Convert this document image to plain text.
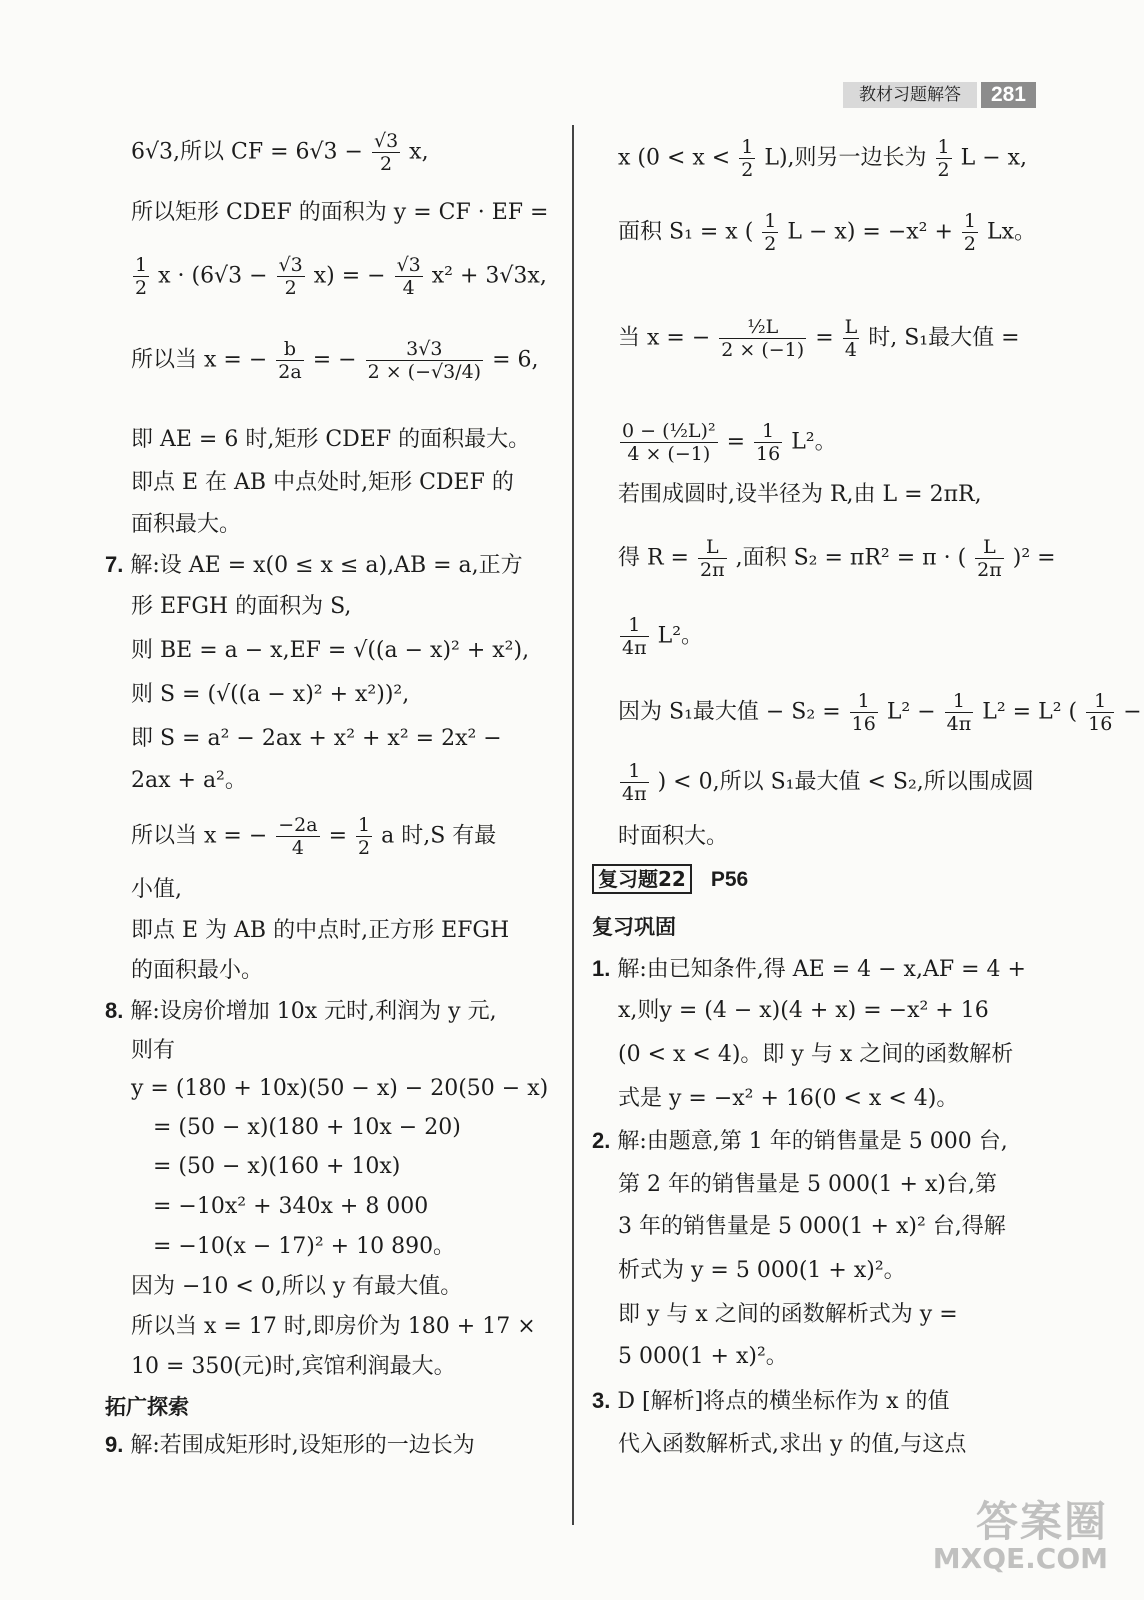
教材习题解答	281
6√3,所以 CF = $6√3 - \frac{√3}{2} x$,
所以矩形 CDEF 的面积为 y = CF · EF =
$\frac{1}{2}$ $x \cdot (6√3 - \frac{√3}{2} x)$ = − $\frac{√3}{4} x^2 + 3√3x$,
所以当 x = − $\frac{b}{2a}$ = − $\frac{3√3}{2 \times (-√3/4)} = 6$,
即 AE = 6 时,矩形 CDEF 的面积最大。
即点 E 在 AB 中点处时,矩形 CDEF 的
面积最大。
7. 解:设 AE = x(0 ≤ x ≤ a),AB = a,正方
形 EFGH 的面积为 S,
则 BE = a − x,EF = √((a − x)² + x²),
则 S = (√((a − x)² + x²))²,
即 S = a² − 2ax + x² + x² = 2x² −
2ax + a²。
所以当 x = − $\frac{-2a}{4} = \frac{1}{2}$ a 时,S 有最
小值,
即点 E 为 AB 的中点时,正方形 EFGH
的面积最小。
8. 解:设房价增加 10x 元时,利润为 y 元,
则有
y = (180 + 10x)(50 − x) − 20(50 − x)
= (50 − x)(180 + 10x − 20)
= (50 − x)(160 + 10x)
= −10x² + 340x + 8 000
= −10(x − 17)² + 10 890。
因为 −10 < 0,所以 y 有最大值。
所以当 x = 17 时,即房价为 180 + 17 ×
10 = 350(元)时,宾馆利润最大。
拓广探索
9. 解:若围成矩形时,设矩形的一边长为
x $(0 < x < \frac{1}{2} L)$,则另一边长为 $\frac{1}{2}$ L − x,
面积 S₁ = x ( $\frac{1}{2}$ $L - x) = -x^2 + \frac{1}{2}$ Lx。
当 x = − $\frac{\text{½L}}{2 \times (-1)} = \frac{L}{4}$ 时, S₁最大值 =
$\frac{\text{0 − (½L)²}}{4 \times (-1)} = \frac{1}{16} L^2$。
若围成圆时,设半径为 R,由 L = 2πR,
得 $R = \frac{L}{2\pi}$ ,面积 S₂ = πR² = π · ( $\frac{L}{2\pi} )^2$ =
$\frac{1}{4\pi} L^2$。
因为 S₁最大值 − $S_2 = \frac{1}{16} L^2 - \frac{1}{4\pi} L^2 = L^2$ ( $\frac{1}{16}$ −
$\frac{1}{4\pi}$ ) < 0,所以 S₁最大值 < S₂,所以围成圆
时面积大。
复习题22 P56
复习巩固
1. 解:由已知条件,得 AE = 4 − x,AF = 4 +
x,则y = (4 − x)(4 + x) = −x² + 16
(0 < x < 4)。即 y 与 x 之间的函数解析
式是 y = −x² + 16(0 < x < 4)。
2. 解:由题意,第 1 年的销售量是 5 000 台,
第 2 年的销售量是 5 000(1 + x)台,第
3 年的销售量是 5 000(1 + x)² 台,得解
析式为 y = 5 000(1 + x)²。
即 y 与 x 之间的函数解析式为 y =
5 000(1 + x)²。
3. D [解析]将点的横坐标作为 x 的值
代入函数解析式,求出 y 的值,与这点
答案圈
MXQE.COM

● ● ● ● ● ● ●

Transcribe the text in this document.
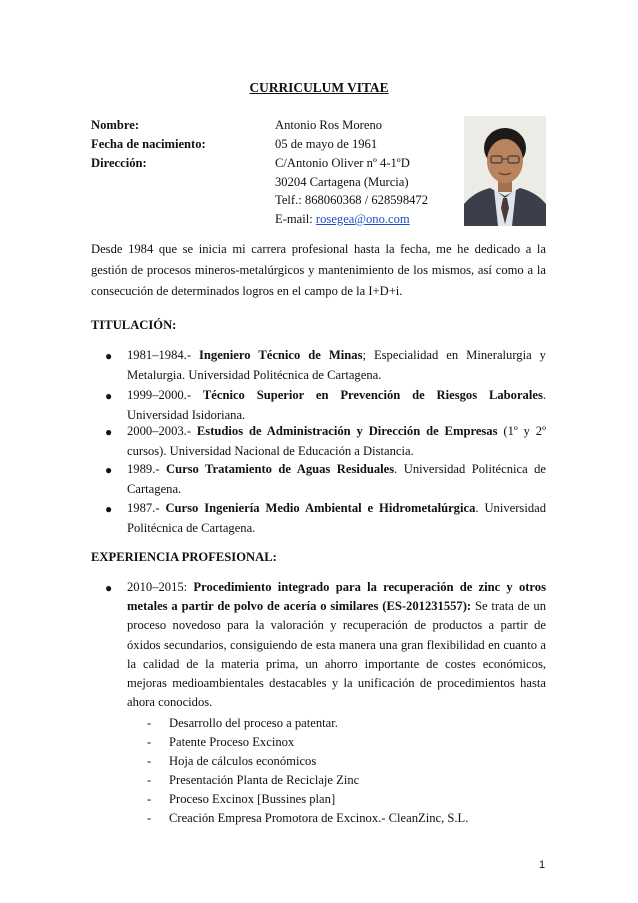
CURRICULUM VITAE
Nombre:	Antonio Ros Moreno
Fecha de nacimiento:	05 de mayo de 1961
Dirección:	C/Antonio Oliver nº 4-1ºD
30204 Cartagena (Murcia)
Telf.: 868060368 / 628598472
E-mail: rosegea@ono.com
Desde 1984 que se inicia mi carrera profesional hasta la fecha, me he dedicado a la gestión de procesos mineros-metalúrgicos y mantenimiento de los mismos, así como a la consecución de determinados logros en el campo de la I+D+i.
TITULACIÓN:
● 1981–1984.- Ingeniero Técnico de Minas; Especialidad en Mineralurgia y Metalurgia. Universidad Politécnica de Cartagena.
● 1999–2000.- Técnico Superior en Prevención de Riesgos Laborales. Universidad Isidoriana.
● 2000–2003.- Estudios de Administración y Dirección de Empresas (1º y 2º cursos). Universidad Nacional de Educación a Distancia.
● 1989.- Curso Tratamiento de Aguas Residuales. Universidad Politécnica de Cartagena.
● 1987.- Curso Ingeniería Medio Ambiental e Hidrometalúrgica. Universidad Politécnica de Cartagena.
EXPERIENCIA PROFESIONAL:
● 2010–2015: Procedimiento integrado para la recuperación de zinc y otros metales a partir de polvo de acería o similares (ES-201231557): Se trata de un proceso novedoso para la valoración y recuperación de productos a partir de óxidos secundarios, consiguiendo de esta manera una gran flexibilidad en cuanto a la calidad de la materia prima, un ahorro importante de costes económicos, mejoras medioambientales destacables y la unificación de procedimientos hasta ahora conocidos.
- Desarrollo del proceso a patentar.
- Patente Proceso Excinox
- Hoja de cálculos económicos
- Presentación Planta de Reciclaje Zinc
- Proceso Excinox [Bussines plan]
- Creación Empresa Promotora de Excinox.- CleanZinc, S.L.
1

● ● ● ● ● ● ●

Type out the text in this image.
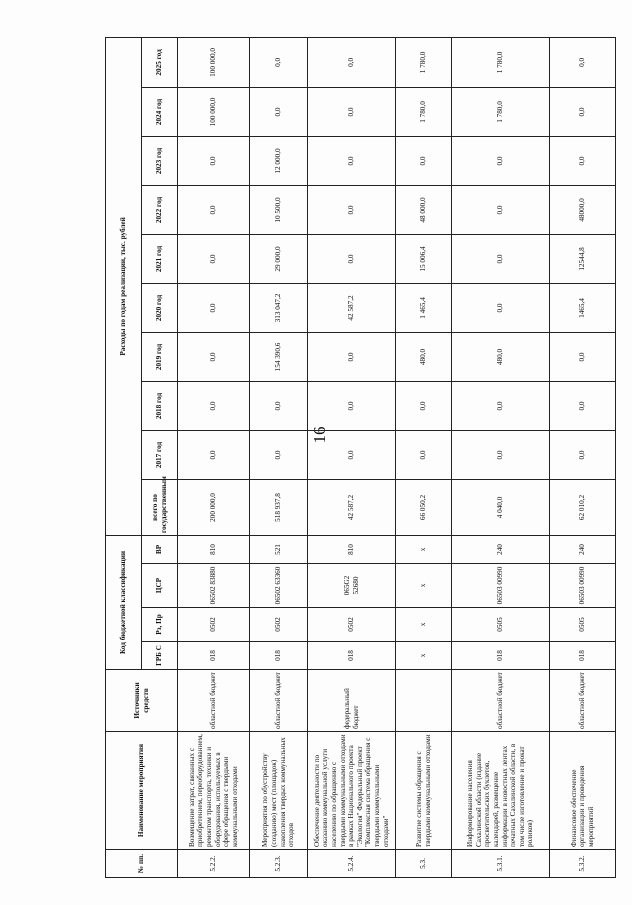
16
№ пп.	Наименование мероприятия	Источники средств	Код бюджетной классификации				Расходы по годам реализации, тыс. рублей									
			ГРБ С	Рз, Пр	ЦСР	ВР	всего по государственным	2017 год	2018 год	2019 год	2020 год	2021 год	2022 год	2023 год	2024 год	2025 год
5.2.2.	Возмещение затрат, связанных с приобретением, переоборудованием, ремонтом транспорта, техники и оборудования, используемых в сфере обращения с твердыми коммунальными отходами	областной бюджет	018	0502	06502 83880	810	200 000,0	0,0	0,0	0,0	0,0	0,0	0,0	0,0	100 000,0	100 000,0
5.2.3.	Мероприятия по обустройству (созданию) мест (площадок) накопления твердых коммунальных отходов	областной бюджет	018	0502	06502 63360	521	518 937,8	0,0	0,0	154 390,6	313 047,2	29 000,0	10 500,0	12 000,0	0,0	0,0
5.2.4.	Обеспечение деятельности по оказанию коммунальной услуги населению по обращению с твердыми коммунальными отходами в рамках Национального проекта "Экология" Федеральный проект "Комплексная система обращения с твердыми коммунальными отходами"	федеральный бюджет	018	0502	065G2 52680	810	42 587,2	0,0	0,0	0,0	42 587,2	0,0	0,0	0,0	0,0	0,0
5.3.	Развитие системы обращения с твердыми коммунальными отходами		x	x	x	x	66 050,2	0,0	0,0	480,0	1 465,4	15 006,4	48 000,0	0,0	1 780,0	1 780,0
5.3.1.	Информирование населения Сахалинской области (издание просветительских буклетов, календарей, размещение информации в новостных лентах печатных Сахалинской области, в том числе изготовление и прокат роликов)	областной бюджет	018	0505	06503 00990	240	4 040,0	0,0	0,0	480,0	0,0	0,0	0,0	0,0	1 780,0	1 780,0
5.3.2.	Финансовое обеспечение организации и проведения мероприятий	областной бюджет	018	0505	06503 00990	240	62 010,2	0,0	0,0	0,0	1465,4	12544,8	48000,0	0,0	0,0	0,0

● ● ● ● ● ● ●

* _What this task involves_
Scan the material above and determine how many lines include the word "Cartagena"; report only the number.

* _Exercise solution_
4